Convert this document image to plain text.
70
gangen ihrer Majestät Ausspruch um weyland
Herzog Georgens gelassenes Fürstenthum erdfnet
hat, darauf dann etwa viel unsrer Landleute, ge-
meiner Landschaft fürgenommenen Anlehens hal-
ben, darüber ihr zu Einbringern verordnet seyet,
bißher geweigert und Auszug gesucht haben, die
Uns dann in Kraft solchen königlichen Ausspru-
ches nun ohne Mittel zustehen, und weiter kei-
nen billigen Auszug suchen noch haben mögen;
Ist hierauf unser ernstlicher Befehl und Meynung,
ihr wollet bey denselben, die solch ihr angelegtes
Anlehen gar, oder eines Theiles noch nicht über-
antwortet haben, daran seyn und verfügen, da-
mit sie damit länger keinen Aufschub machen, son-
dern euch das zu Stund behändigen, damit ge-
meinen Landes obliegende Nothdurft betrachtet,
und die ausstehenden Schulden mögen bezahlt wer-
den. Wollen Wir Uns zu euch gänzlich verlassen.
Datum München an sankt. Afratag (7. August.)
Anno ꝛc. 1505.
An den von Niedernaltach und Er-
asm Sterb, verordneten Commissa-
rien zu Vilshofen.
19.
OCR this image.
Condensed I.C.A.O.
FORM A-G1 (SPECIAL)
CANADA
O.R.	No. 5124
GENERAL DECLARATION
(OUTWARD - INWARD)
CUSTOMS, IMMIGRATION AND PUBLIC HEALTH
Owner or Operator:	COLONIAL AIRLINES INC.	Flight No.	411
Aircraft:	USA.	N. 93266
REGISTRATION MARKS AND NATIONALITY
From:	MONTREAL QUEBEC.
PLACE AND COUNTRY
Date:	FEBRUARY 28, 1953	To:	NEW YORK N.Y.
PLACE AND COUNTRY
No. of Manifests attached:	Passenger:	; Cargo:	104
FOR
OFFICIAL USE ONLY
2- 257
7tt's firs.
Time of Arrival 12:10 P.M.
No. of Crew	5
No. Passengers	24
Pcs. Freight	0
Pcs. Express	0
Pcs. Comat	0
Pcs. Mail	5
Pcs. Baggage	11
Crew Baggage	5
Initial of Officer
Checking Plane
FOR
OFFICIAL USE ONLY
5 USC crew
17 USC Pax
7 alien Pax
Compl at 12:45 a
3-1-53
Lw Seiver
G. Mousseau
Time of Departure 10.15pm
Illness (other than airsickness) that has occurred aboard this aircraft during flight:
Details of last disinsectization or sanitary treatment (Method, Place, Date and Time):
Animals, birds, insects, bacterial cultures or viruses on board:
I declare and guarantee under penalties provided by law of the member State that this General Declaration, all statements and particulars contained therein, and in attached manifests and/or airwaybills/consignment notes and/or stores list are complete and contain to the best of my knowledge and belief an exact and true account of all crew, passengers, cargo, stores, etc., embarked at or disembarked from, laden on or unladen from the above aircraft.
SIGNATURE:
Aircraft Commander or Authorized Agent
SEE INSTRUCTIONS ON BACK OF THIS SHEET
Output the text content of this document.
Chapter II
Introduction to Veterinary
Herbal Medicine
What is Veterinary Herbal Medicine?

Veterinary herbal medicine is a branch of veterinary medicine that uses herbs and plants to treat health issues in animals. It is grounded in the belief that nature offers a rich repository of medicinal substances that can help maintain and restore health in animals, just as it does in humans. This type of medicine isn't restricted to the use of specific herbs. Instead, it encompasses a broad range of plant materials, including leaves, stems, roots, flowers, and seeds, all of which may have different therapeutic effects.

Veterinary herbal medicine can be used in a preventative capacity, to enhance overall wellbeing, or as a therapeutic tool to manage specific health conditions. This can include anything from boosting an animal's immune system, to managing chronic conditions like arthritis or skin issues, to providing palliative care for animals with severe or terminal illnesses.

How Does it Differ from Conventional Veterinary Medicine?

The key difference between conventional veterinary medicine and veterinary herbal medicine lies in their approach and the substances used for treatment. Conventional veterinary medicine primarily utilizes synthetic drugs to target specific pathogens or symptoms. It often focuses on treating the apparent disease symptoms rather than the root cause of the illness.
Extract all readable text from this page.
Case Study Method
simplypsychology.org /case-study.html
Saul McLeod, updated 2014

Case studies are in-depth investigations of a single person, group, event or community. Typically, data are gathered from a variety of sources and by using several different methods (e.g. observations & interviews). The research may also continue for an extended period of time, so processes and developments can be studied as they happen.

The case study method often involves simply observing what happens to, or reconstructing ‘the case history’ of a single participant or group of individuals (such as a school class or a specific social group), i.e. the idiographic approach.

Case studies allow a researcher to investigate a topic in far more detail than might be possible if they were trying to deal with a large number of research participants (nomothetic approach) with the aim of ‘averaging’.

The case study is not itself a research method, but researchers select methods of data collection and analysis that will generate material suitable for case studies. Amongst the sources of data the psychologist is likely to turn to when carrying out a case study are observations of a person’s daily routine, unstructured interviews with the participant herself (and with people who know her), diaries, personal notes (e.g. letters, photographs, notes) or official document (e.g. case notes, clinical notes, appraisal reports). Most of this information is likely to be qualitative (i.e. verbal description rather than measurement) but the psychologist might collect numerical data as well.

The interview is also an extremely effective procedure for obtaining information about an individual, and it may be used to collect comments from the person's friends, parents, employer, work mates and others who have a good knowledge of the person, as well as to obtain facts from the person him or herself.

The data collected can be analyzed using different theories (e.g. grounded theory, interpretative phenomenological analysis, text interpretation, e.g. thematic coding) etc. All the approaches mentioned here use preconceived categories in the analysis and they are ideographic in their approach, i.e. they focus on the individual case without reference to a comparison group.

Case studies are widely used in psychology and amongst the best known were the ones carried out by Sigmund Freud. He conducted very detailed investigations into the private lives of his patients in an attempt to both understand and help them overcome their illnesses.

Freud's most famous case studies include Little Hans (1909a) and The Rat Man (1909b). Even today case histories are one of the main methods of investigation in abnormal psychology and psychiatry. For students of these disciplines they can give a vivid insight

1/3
========================================
### [INSTRUCTIONS TO FOLLOW]
All the entries above should come back exactly as they are written.

### [RESULT OF THIS TASK]
Convert this document image to plain text.
70
gangen ihrer Majestät Ausspruch um weyland
Herzog Georgens gelassenes Fürstenthum erdfnet
hat, darauf dann etwa viel unsrer Landleute, ge-
meiner Landschaft fürgenommenen Anlehens hal-
ben, darüber ihr zu Einbringern verordnet seyet,
bißher geweigert und Auszug gesucht haben, die
Uns dann in Kraft solchen königlichen Ausspru-
ches nun ohne Mittel zustehen, und weiter kei-
nen billigen Auszug suchen noch haben mögen;
Ist hierauf unser ernstlicher Befehl und Meynung,
ihr wollet bey denselben, die solch ihr angelegtes
Anlehen gar, oder eines Theiles noch nicht über-
antwortet haben, daran seyn und verfügen, da-
mit sie damit länger keinen Aufschub machen, son-
dern euch das zu Stund behändigen, damit ge-
meinen Landes obliegende Nothdurft betrachtet,
und die ausstehenden Schulden mögen bezahlt wer-
den. Wollen Wir Uns zu euch gänzlich verlassen.
Datum München an sankt. Afratag (7. August.)
Anno ꝛc. 1505.
An den von Niedernaltach und Er-
asm Sterb, verordneten Commissa-
rien zu Vilshofen.
19.
OCR this image.
Condensed I.C.A.O.
FORM A-G1 (SPECIAL)
CANADA
O.R.	No. 5124
GENERAL DECLARATION
(OUTWARD - INWARD)
CUSTOMS, IMMIGRATION AND PUBLIC HEALTH
Owner or Operator:	COLONIAL AIRLINES INC.	Flight No.	411
Aircraft:	USA.	N. 93266
REGISTRATION MARKS AND NATIONALITY
From:	MONTREAL QUEBEC.
PLACE AND COUNTRY
Date:	FEBRUARY 28, 1953	To:	NEW YORK N.Y.
PLACE AND COUNTRY
No. of Manifests attached:	Passenger:	; Cargo:	104
FOR
OFFICIAL USE ONLY
2- 257
7tt's firs.
Time of Arrival 12:10 P.M.
No. of Crew	5
No. Passengers	24
Pcs. Freight	0
Pcs. Express	0
Pcs. Comat	0
Pcs. Mail	5
Pcs. Baggage	11
Crew Baggage	5
Initial of Officer
Checking Plane
FOR
OFFICIAL USE ONLY
5 USC crew
17 USC Pax
7 alien Pax
Compl at 12:45 a
3-1-53
Lw Seiver
G. Mousseau
Time of Departure 10.15pm
Illness (other than airsickness) that has occurred aboard this aircraft during flight:
Details of last disinsectization or sanitary treatment (Method, Place, Date and Time):
Animals, birds, insects, bacterial cultures or viruses on board:
I declare and guarantee under penalties provided by law of the member State that this General Declaration, all statements and particulars contained therein, and in attached manifests and/or airwaybills/consignment notes and/or stores list are complete and contain to the best of my knowledge and belief an exact and true account of all crew, passengers, cargo, stores, etc., embarked at or disembarked from, laden on or unladen from the above aircraft.
SIGNATURE:
Aircraft Commander or Authorized Agent
SEE INSTRUCTIONS ON BACK OF THIS SHEET
Output the text content of this document.
Chapter II
Introduction to Veterinary
Herbal Medicine
What is Veterinary Herbal Medicine?

Veterinary herbal medicine is a branch of veterinary medicine that uses herbs and plants to treat health issues in animals. It is grounded in the belief that nature offers a rich repository of medicinal substances that can help maintain and restore health in animals, just as it does in humans. This type of medicine isn't restricted to the use of specific herbs. Instead, it encompasses a broad range of plant materials, including leaves, stems, roots, flowers, and seeds, all of which may have different therapeutic effects.

Veterinary herbal medicine can be used in a preventative capacity, to enhance overall wellbeing, or as a therapeutic tool to manage specific health conditions. This can include anything from boosting an animal's immune system, to managing chronic conditions like arthritis or skin issues, to providing palliative care for animals with severe or terminal illnesses.

How Does it Differ from Conventional Veterinary Medicine?

The key difference between conventional veterinary medicine and veterinary herbal medicine lies in their approach and the substances used for treatment. Conventional veterinary medicine primarily utilizes synthetic drugs to target specific pathogens or symptoms. It often focuses on treating the apparent disease symptoms rather than the root cause of the illness.
Extract all readable text from this page.
Case Study Method
simplypsychology.org /case-study.html
Saul McLeod, updated 2014

Case studies are in-depth investigations of a single person, group, event or community. Typically, data are gathered from a variety of sources and by using several different methods (e.g. observations & interviews). The research may also continue for an extended period of time, so processes and developments can be studied as they happen.

The case study method often involves simply observing what happens to, or reconstructing ‘the case history’ of a single participant or group of individuals (such as a school class or a specific social group), i.e. the idiographic approach.

Case studies allow a researcher to investigate a topic in far more detail than might be possible if they were trying to deal with a large number of research participants (nomothetic approach) with the aim of ‘averaging’.

The case study is not itself a research method, but researchers select methods of data collection and analysis that will generate material suitable for case studies. Amongst the sources of data the psychologist is likely to turn to when carrying out a case study are observations of a person’s daily routine, unstructured interviews with the participant herself (and with people who know her), diaries, personal notes (e.g. letters, photographs, notes) or official document (e.g. case notes, clinical notes, appraisal reports). Most of this information is likely to be qualitative (i.e. verbal description rather than measurement) but the psychologist might collect numerical data as well.

The interview is also an extremely effective procedure for obtaining information about an individual, and it may be used to collect comments from the person's friends, parents, employer, work mates and others who have a good knowledge of the person, as well as to obtain facts from the person him or herself.

The data collected can be analyzed using different theories (e.g. grounded theory, interpretative phenomenological analysis, text interpretation, e.g. thematic coding) etc. All the approaches mentioned here use preconceived categories in the analysis and they are ideographic in their approach, i.e. they focus on the individual case without reference to a comparison group.

Case studies are widely used in psychology and amongst the best known were the ones carried out by Sigmund Freud. He conducted very detailed investigations into the private lives of his patients in an attempt to both understand and help them overcome their illnesses.

Freud's most famous case studies include Little Hans (1909a) and The Rat Man (1909b). Even today case histories are one of the main methods of investigation in abnormal psychology and psychiatry. For students of these disciplines they can give a vivid insight

1/3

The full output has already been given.